--- Data for this exercise ---

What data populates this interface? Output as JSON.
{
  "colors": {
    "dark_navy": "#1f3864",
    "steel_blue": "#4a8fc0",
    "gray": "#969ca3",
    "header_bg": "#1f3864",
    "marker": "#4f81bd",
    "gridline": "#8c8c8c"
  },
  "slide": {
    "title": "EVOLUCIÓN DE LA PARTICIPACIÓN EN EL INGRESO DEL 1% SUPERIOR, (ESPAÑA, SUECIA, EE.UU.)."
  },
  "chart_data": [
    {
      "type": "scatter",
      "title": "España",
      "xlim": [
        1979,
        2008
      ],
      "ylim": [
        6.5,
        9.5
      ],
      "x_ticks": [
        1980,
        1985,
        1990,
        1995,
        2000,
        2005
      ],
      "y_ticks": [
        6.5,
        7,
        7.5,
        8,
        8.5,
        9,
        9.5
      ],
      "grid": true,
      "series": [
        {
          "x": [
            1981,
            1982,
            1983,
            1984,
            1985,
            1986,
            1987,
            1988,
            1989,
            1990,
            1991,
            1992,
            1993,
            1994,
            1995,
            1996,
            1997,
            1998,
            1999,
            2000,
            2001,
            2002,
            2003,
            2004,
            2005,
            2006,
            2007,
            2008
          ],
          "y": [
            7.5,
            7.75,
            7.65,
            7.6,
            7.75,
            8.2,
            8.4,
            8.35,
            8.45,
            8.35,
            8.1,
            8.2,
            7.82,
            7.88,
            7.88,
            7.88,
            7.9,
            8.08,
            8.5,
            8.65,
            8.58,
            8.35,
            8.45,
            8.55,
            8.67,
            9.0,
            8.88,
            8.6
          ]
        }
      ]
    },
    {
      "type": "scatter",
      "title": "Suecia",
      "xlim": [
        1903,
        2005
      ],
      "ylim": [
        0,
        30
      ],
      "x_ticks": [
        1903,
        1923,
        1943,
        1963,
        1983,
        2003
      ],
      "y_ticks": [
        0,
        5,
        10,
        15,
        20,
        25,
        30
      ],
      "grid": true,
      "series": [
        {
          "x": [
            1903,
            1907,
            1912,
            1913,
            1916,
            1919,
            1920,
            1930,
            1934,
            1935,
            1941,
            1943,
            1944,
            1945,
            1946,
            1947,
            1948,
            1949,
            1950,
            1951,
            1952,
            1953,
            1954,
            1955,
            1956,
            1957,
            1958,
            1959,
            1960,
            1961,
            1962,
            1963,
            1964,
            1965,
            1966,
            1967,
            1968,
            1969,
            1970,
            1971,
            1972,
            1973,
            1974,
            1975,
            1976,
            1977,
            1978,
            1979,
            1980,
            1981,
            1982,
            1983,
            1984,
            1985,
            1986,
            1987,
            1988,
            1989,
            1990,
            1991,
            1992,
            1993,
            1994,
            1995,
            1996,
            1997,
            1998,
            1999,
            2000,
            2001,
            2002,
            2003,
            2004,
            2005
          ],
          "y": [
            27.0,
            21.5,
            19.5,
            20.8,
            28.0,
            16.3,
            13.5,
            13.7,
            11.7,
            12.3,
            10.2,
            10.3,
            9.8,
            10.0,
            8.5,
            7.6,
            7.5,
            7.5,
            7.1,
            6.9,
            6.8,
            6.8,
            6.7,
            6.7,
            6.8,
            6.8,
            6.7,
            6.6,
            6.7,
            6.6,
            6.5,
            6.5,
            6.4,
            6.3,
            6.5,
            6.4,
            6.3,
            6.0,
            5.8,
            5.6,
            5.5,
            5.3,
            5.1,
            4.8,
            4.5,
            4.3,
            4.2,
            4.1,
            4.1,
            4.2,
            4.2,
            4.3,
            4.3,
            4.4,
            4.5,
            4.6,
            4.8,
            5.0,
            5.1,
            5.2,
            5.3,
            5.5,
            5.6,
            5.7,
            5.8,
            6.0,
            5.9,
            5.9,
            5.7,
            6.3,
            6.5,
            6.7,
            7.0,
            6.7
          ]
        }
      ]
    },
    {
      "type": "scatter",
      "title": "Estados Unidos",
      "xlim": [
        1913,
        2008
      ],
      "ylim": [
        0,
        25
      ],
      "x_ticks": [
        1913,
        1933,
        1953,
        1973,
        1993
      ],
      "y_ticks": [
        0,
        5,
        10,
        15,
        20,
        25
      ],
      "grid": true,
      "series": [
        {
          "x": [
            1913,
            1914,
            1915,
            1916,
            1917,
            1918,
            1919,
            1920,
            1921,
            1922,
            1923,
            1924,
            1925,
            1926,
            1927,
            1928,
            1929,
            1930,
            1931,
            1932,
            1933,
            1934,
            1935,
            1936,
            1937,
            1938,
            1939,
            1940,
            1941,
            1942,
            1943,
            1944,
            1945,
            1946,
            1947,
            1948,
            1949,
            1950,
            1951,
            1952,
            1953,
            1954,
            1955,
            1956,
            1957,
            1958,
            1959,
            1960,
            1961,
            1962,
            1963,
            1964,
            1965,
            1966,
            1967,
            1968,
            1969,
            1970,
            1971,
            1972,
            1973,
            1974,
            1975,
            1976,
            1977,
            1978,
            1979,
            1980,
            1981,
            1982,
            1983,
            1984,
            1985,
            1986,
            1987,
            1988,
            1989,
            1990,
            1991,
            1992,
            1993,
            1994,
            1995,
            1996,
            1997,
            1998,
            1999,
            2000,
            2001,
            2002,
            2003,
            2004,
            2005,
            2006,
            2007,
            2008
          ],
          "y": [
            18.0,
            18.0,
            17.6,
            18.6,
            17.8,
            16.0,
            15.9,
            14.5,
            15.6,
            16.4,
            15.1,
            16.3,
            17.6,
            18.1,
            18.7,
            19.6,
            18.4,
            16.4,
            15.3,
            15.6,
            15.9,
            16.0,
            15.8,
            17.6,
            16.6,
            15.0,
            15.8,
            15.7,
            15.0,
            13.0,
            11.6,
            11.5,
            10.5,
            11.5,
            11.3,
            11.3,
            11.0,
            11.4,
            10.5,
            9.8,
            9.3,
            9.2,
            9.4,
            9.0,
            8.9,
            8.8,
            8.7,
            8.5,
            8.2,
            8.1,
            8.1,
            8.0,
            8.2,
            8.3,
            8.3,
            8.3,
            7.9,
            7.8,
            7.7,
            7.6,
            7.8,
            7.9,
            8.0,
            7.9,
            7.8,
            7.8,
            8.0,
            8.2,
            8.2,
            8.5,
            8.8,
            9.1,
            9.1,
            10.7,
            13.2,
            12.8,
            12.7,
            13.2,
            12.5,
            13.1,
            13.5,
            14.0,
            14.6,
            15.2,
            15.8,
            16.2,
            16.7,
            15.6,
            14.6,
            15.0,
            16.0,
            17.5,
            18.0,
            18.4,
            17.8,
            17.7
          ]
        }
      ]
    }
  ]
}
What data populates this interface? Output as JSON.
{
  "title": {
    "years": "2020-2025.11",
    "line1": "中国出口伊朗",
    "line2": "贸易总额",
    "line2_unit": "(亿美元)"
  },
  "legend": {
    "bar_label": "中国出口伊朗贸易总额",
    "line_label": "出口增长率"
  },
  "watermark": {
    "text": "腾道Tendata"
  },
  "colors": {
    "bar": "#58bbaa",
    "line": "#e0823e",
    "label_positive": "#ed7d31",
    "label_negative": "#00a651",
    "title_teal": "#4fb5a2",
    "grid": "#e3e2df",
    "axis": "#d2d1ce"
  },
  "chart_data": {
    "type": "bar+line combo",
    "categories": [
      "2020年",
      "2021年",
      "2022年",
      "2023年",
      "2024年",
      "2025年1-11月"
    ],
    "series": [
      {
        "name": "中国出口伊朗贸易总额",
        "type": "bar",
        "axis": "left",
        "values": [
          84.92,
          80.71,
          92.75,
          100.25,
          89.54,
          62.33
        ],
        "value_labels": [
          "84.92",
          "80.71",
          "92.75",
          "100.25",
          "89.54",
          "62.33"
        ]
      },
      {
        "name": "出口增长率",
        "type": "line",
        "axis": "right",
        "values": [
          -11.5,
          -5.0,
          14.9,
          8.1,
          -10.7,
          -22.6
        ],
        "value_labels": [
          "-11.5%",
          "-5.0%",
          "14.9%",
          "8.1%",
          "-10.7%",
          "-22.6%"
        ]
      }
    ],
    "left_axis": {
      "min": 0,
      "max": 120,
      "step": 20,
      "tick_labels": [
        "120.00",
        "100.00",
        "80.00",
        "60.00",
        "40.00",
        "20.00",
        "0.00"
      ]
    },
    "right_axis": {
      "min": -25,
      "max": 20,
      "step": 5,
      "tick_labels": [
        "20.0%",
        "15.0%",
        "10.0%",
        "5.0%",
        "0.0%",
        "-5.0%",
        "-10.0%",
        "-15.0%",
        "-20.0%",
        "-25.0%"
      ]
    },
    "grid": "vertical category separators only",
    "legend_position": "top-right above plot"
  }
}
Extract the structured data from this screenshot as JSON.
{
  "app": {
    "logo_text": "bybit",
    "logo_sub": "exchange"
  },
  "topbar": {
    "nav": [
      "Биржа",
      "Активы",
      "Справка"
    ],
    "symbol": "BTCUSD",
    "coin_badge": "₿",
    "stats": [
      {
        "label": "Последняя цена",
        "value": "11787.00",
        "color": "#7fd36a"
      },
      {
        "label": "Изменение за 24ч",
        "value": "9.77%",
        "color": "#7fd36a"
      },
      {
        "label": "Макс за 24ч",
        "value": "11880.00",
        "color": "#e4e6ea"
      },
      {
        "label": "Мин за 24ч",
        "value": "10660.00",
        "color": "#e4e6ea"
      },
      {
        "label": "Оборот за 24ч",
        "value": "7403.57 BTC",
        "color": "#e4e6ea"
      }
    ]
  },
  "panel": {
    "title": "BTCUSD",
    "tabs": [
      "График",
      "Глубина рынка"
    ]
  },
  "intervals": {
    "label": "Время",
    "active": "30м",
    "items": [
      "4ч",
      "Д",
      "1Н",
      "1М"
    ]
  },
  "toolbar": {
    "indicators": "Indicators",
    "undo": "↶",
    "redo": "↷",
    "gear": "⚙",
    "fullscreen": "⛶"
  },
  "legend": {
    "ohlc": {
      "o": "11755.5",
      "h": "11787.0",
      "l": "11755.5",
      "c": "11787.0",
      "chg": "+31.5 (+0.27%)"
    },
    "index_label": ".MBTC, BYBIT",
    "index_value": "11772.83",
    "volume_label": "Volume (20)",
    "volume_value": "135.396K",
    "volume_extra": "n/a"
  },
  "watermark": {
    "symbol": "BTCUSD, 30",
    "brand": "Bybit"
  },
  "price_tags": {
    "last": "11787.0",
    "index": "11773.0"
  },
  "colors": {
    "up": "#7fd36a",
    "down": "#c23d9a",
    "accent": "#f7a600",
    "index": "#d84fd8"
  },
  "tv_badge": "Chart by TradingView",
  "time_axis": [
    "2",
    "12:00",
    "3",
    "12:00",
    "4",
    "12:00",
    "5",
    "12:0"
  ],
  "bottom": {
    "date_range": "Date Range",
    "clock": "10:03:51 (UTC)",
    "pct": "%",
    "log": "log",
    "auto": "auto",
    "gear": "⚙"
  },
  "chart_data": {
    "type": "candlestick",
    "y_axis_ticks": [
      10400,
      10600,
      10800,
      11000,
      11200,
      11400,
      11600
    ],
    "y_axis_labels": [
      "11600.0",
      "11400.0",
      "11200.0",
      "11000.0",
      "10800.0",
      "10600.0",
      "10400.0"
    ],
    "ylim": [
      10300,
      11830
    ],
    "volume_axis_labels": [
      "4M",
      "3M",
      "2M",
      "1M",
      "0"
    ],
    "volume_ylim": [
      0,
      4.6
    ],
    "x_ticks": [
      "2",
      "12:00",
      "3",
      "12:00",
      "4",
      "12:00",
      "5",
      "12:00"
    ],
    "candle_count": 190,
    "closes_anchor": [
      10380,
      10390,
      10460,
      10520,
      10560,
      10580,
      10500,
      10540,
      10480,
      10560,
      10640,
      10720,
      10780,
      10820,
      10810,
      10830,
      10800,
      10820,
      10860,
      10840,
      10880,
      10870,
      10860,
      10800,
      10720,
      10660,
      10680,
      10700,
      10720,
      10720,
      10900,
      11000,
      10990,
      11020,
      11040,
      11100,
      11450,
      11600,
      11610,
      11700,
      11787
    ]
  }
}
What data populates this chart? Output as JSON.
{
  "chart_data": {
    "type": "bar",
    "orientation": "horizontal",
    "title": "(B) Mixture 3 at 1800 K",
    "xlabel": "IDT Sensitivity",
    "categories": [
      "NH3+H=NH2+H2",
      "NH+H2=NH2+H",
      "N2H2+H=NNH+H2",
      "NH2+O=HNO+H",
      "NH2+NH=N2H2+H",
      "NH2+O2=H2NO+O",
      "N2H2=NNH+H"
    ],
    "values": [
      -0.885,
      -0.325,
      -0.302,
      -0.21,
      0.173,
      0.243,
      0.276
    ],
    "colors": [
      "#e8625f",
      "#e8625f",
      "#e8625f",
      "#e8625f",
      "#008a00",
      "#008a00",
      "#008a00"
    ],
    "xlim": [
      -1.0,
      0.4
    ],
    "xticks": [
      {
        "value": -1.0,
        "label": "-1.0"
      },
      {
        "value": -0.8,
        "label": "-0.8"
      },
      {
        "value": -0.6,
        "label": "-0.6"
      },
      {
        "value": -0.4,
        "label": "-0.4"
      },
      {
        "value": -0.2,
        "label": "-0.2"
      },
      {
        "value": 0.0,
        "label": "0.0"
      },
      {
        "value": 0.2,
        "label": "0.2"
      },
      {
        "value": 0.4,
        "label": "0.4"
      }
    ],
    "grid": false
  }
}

---

Locate "What data populates this chart?" in the data above. Then repeat, exactly, its line and each line after it through the last, adding nothing.

**Task output**
What data populates this chart? Output as JSON.
{
  "chart_data": {
    "type": "bar",
    "orientation": "horizontal",
    "title": "(B) Mixture 3 at 1800 K",
    "xlabel": "IDT Sensitivity",
    "categories": [
      "NH3+H=NH2+H2",
      "NH+H2=NH2+H",
      "N2H2+H=NNH+H2",
      "NH2+O=HNO+H",
      "NH2+NH=N2H2+H",
      "NH2+O2=H2NO+O",
      "N2H2=NNH+H"
    ],
    "values": [
      -0.885,
      -0.325,
      -0.302,
      -0.21,
      0.173,
      0.243,
      0.276
    ],
    "colors": [
      "#e8625f",
      "#e8625f",
      "#e8625f",
      "#e8625f",
      "#008a00",
      "#008a00",
      "#008a00"
    ],
    "xlim": [
      -1.0,
      0.4
    ],
    "xticks": [
      {
        "value": -1.0,
        "label": "-1.0"
      },
      {
        "value": -0.8,
        "label": "-0.8"
      },
      {
        "value": -0.6,
        "label": "-0.6"
      },
      {
        "value": -0.4,
        "label": "-0.4"
      },
      {
        "value": -0.2,
        "label": "-0.2"
      },
      {
        "value": 0.0,
        "label": "0.0"
      },
      {
        "value": 0.2,
        "label": "0.2"
      },
      {
        "value": 0.4,
        "label": "0.4"
      }
    ],
    "grid": false
  }
}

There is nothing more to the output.